* Begin Material for the task *

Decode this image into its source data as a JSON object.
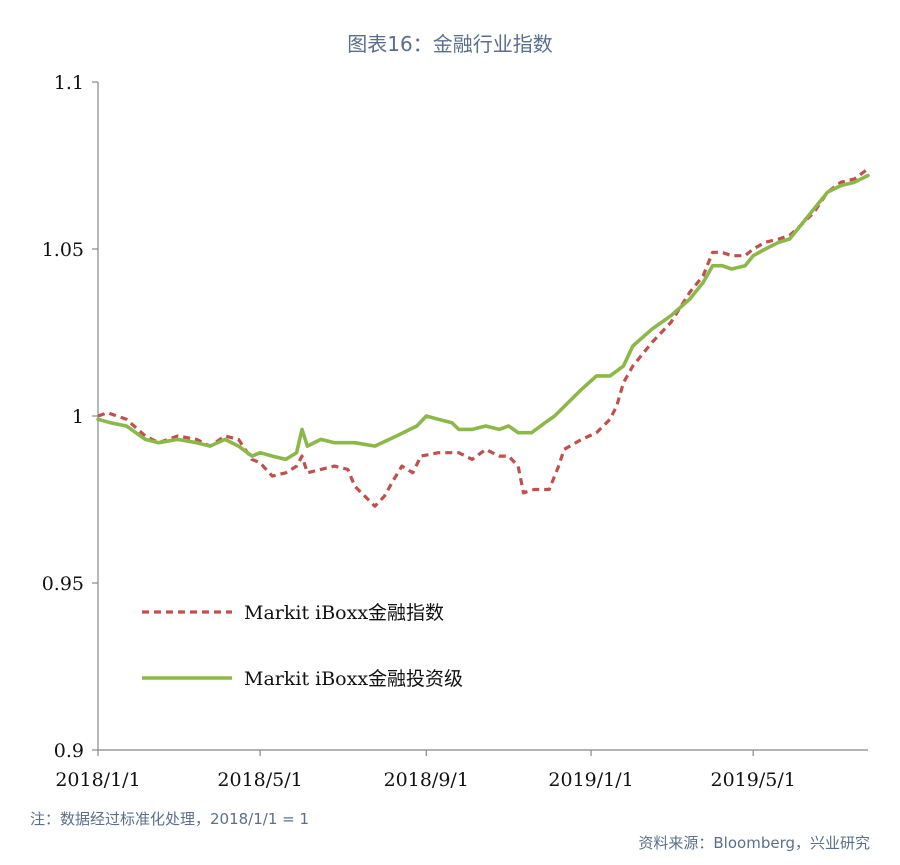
{
  "title": "图表16：金融行业指数",
  "note": "注：数据经过标准化处理，2018/1/1 = 1",
  "source": "资料来源：Bloomberg，兴业研究",
  "colors": {
    "series1": "#c0504d",
    "series2": "#8cb84a",
    "axis": "#888888",
    "text": "#5b6f8c"
  },
  "chart_data": {
    "type": "line",
    "ylim": [
      0.9,
      1.1
    ],
    "yticks": [
      0.9,
      0.95,
      1,
      1.05,
      1.1
    ],
    "ytick_labels": [
      "0.9",
      "0.95",
      "1",
      "1.05",
      "1.1"
    ],
    "xlim": [
      "2018-01-01",
      "2019-07-25"
    ],
    "xticks": [
      "2018-01-01",
      "2018-05-01",
      "2018-09-01",
      "2019-01-01",
      "2019-05-01"
    ],
    "xtick_labels": [
      "2018/1/1",
      "2018/5/1",
      "2018/9/1",
      "2019/1/1",
      "2019/5/1"
    ],
    "grid": false,
    "legend_position": "lower-left",
    "series": [
      {
        "name": "Markit iBoxx金融指数",
        "style": "dashed",
        "color": "#c0504d",
        "points": [
          [
            "2018-01-01",
            1.0
          ],
          [
            "2018-01-08",
            1.001
          ],
          [
            "2018-01-22",
            0.999
          ],
          [
            "2018-02-05",
            0.994
          ],
          [
            "2018-02-15",
            0.992
          ],
          [
            "2018-03-01",
            0.994
          ],
          [
            "2018-03-15",
            0.993
          ],
          [
            "2018-03-25",
            0.991
          ],
          [
            "2018-04-05",
            0.994
          ],
          [
            "2018-04-15",
            0.993
          ],
          [
            "2018-04-25",
            0.987
          ],
          [
            "2018-05-01",
            0.986
          ],
          [
            "2018-05-10",
            0.982
          ],
          [
            "2018-05-20",
            0.983
          ],
          [
            "2018-05-28",
            0.985
          ],
          [
            "2018-06-01",
            0.988
          ],
          [
            "2018-06-05",
            0.983
          ],
          [
            "2018-06-15",
            0.984
          ],
          [
            "2018-06-25",
            0.985
          ],
          [
            "2018-07-05",
            0.984
          ],
          [
            "2018-07-10",
            0.979
          ],
          [
            "2018-07-20",
            0.975
          ],
          [
            "2018-07-25",
            0.973
          ],
          [
            "2018-08-01",
            0.976
          ],
          [
            "2018-08-08",
            0.981
          ],
          [
            "2018-08-14",
            0.985
          ],
          [
            "2018-08-22",
            0.983
          ],
          [
            "2018-08-28",
            0.988
          ],
          [
            "2018-09-10",
            0.989
          ],
          [
            "2018-09-25",
            0.989
          ],
          [
            "2018-10-05",
            0.987
          ],
          [
            "2018-10-15",
            0.99
          ],
          [
            "2018-10-25",
            0.988
          ],
          [
            "2018-11-01",
            0.988
          ],
          [
            "2018-11-08",
            0.985
          ],
          [
            "2018-11-12",
            0.977
          ],
          [
            "2018-11-20",
            0.978
          ],
          [
            "2018-12-01",
            0.978
          ],
          [
            "2018-12-08",
            0.985
          ],
          [
            "2018-12-12",
            0.99
          ],
          [
            "2018-12-25",
            0.993
          ],
          [
            "2019-01-05",
            0.995
          ],
          [
            "2019-01-15",
            0.999
          ],
          [
            "2019-01-20",
            1.003
          ],
          [
            "2019-01-25",
            1.01
          ],
          [
            "2019-02-01",
            1.015
          ],
          [
            "2019-02-15",
            1.022
          ],
          [
            "2019-03-01",
            1.028
          ],
          [
            "2019-03-15",
            1.037
          ],
          [
            "2019-03-25",
            1.042
          ],
          [
            "2019-04-01",
            1.049
          ],
          [
            "2019-04-08",
            1.049
          ],
          [
            "2019-04-15",
            1.048
          ],
          [
            "2019-04-25",
            1.048
          ],
          [
            "2019-05-01",
            1.05
          ],
          [
            "2019-05-10",
            1.052
          ],
          [
            "2019-05-20",
            1.053
          ],
          [
            "2019-05-28",
            1.054
          ],
          [
            "2019-06-05",
            1.057
          ],
          [
            "2019-06-15",
            1.061
          ],
          [
            "2019-06-25",
            1.067
          ],
          [
            "2019-07-05",
            1.07
          ],
          [
            "2019-07-15",
            1.071
          ],
          [
            "2019-07-25",
            1.074
          ]
        ]
      },
      {
        "name": "Markit iBoxx金融投资级",
        "style": "solid",
        "color": "#8cb84a",
        "points": [
          [
            "2018-01-01",
            0.999
          ],
          [
            "2018-01-10",
            0.998
          ],
          [
            "2018-01-22",
            0.997
          ],
          [
            "2018-02-05",
            0.993
          ],
          [
            "2018-02-15",
            0.992
          ],
          [
            "2018-03-01",
            0.993
          ],
          [
            "2018-03-15",
            0.992
          ],
          [
            "2018-03-25",
            0.991
          ],
          [
            "2018-04-05",
            0.993
          ],
          [
            "2018-04-15",
            0.991
          ],
          [
            "2018-04-25",
            0.988
          ],
          [
            "2018-05-01",
            0.989
          ],
          [
            "2018-05-10",
            0.988
          ],
          [
            "2018-05-20",
            0.987
          ],
          [
            "2018-05-28",
            0.989
          ],
          [
            "2018-06-01",
            0.996
          ],
          [
            "2018-06-05",
            0.991
          ],
          [
            "2018-06-15",
            0.993
          ],
          [
            "2018-06-25",
            0.992
          ],
          [
            "2018-07-10",
            0.992
          ],
          [
            "2018-07-25",
            0.991
          ],
          [
            "2018-08-10",
            0.994
          ],
          [
            "2018-08-25",
            0.997
          ],
          [
            "2018-09-01",
            1.0
          ],
          [
            "2018-09-10",
            0.999
          ],
          [
            "2018-09-20",
            0.998
          ],
          [
            "2018-09-25",
            0.996
          ],
          [
            "2018-10-05",
            0.996
          ],
          [
            "2018-10-15",
            0.997
          ],
          [
            "2018-10-25",
            0.996
          ],
          [
            "2018-11-01",
            0.997
          ],
          [
            "2018-11-08",
            0.995
          ],
          [
            "2018-11-18",
            0.995
          ],
          [
            "2018-11-28",
            0.998
          ],
          [
            "2018-12-05",
            1.0
          ],
          [
            "2018-12-15",
            1.004
          ],
          [
            "2018-12-25",
            1.008
          ],
          [
            "2019-01-05",
            1.012
          ],
          [
            "2019-01-15",
            1.012
          ],
          [
            "2019-01-25",
            1.015
          ],
          [
            "2019-02-01",
            1.021
          ],
          [
            "2019-02-15",
            1.026
          ],
          [
            "2019-03-01",
            1.03
          ],
          [
            "2019-03-15",
            1.035
          ],
          [
            "2019-03-25",
            1.04
          ],
          [
            "2019-04-01",
            1.045
          ],
          [
            "2019-04-08",
            1.045
          ],
          [
            "2019-04-15",
            1.044
          ],
          [
            "2019-04-25",
            1.045
          ],
          [
            "2019-05-01",
            1.048
          ],
          [
            "2019-05-10",
            1.05
          ],
          [
            "2019-05-20",
            1.052
          ],
          [
            "2019-05-28",
            1.053
          ],
          [
            "2019-06-05",
            1.057
          ],
          [
            "2019-06-15",
            1.062
          ],
          [
            "2019-06-25",
            1.067
          ],
          [
            "2019-07-05",
            1.069
          ],
          [
            "2019-07-15",
            1.07
          ],
          [
            "2019-07-25",
            1.072
          ]
        ]
      }
    ]
  }
}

* End Material for the task *

**Required work:** Your copy of the data should match it exactly, except that pictures are left out.

**Result for this exercise:**
Decode this image into its source data as a JSON object.
{
  "title": "图表16：金融行业指数",
  "note": "注：数据经过标准化处理，2018/1/1 = 1",
  "source": "资料来源：Bloomberg，兴业研究",
  "colors": {
    "series1": "#c0504d",
    "series2": "#8cb84a",
    "axis": "#888888",
    "text": "#5b6f8c"
  },
  "chart_data": {
    "type": "line",
    "ylim": [
      0.9,
      1.1
    ],
    "yticks": [
      0.9,
      0.95,
      1,
      1.05,
      1.1
    ],
    "ytick_labels": [
      "0.9",
      "0.95",
      "1",
      "1.05",
      "1.1"
    ],
    "xlim": [
      "2018-01-01",
      "2019-07-25"
    ],
    "xticks": [
      "2018-01-01",
      "2018-05-01",
      "2018-09-01",
      "2019-01-01",
      "2019-05-01"
    ],
    "xtick_labels": [
      "2018/1/1",
      "2018/5/1",
      "2018/9/1",
      "2019/1/1",
      "2019/5/1"
    ],
    "grid": false,
    "legend_position": "lower-left",
    "series": [
      {
        "name": "Markit iBoxx金融指数",
        "style": "dashed",
        "color": "#c0504d",
        "points": [
          [
            "2018-01-01",
            1.0
          ],
          [
            "2018-01-08",
            1.001
          ],
          [
            "2018-01-22",
            0.999
          ],
          [
            "2018-02-05",
            0.994
          ],
          [
            "2018-02-15",
            0.992
          ],
          [
            "2018-03-01",
            0.994
          ],
          [
            "2018-03-15",
            0.993
          ],
          [
            "2018-03-25",
            0.991
          ],
          [
            "2018-04-05",
            0.994
          ],
          [
            "2018-04-15",
            0.993
          ],
          [
            "2018-04-25",
            0.987
          ],
          [
            "2018-05-01",
            0.986
          ],
          [
            "2018-05-10",
            0.982
          ],
          [
            "2018-05-20",
            0.983
          ],
          [
            "2018-05-28",
            0.985
          ],
          [
            "2018-06-01",
            0.988
          ],
          [
            "2018-06-05",
            0.983
          ],
          [
            "2018-06-15",
            0.984
          ],
          [
            "2018-06-25",
            0.985
          ],
          [
            "2018-07-05",
            0.984
          ],
          [
            "2018-07-10",
            0.979
          ],
          [
            "2018-07-20",
            0.975
          ],
          [
            "2018-07-25",
            0.973
          ],
          [
            "2018-08-01",
            0.976
          ],
          [
            "2018-08-08",
            0.981
          ],
          [
            "2018-08-14",
            0.985
          ],
          [
            "2018-08-22",
            0.983
          ],
          [
            "2018-08-28",
            0.988
          ],
          [
            "2018-09-10",
            0.989
          ],
          [
            "2018-09-25",
            0.989
          ],
          [
            "2018-10-05",
            0.987
          ],
          [
            "2018-10-15",
            0.99
          ],
          [
            "2018-10-25",
            0.988
          ],
          [
            "2018-11-01",
            0.988
          ],
          [
            "2018-11-08",
            0.985
          ],
          [
            "2018-11-12",
            0.977
          ],
          [
            "2018-11-20",
            0.978
          ],
          [
            "2018-12-01",
            0.978
          ],
          [
            "2018-12-08",
            0.985
          ],
          [
            "2018-12-12",
            0.99
          ],
          [
            "2018-12-25",
            0.993
          ],
          [
            "2019-01-05",
            0.995
          ],
          [
            "2019-01-15",
            0.999
          ],
          [
            "2019-01-20",
            1.003
          ],
          [
            "2019-01-25",
            1.01
          ],
          [
            "2019-02-01",
            1.015
          ],
          [
            "2019-02-15",
            1.022
          ],
          [
            "2019-03-01",
            1.028
          ],
          [
            "2019-03-15",
            1.037
          ],
          [
            "2019-03-25",
            1.042
          ],
          [
            "2019-04-01",
            1.049
          ],
          [
            "2019-04-08",
            1.049
          ],
          [
            "2019-04-15",
            1.048
          ],
          [
            "2019-04-25",
            1.048
          ],
          [
            "2019-05-01",
            1.05
          ],
          [
            "2019-05-10",
            1.052
          ],
          [
            "2019-05-20",
            1.053
          ],
          [
            "2019-05-28",
            1.054
          ],
          [
            "2019-06-05",
            1.057
          ],
          [
            "2019-06-15",
            1.061
          ],
          [
            "2019-06-25",
            1.067
          ],
          [
            "2019-07-05",
            1.07
          ],
          [
            "2019-07-15",
            1.071
          ],
          [
            "2019-07-25",
            1.074
          ]
        ]
      },
      {
        "name": "Markit iBoxx金融投资级",
        "style": "solid",
        "color": "#8cb84a",
        "points": [
          [
            "2018-01-01",
            0.999
          ],
          [
            "2018-01-10",
            0.998
          ],
          [
            "2018-01-22",
            0.997
          ],
          [
            "2018-02-05",
            0.993
          ],
          [
            "2018-02-15",
            0.992
          ],
          [
            "2018-03-01",
            0.993
          ],
          [
            "2018-03-15",
            0.992
          ],
          [
            "2018-03-25",
            0.991
          ],
          [
            "2018-04-05",
            0.993
          ],
          [
            "2018-04-15",
            0.991
          ],
          [
            "2018-04-25",
            0.988
          ],
          [
            "2018-05-01",
            0.989
          ],
          [
            "2018-05-10",
            0.988
          ],
          [
            "2018-05-20",
            0.987
          ],
          [
            "2018-05-28",
            0.989
          ],
          [
            "2018-06-01",
            0.996
          ],
          [
            "2018-06-05",
            0.991
          ],
          [
            "2018-06-15",
            0.993
          ],
          [
            "2018-06-25",
            0.992
          ],
          [
            "2018-07-10",
            0.992
          ],
          [
            "2018-07-25",
            0.991
          ],
          [
            "2018-08-10",
            0.994
          ],
          [
            "2018-08-25",
            0.997
          ],
          [
            "2018-09-01",
            1.0
          ],
          [
            "2018-09-10",
            0.999
          ],
          [
            "2018-09-20",
            0.998
          ],
          [
            "2018-09-25",
            0.996
          ],
          [
            "2018-10-05",
            0.996
          ],
          [
            "2018-10-15",
            0.997
          ],
          [
            "2018-10-25",
            0.996
          ],
          [
            "2018-11-01",
            0.997
          ],
          [
            "2018-11-08",
            0.995
          ],
          [
            "2018-11-18",
            0.995
          ],
          [
            "2018-11-28",
            0.998
          ],
          [
            "2018-12-05",
            1.0
          ],
          [
            "2018-12-15",
            1.004
          ],
          [
            "2018-12-25",
            1.008
          ],
          [
            "2019-01-05",
            1.012
          ],
          [
            "2019-01-15",
            1.012
          ],
          [
            "2019-01-25",
            1.015
          ],
          [
            "2019-02-01",
            1.021
          ],
          [
            "2019-02-15",
            1.026
          ],
          [
            "2019-03-01",
            1.03
          ],
          [
            "2019-03-15",
            1.035
          ],
          [
            "2019-03-25",
            1.04
          ],
          [
            "2019-04-01",
            1.045
          ],
          [
            "2019-04-08",
            1.045
          ],
          [
            "2019-04-15",
            1.044
          ],
          [
            "2019-04-25",
            1.045
          ],
          [
            "2019-05-01",
            1.048
          ],
          [
            "2019-05-10",
            1.05
          ],
          [
            "2019-05-20",
            1.052
          ],
          [
            "2019-05-28",
            1.053
          ],
          [
            "2019-06-05",
            1.057
          ],
          [
            "2019-06-15",
            1.062
          ],
          [
            "2019-06-25",
            1.067
          ],
          [
            "2019-07-05",
            1.069
          ],
          [
            "2019-07-15",
            1.07
          ],
          [
            "2019-07-25",
            1.072
          ]
        ]
      }
    ]
  }
}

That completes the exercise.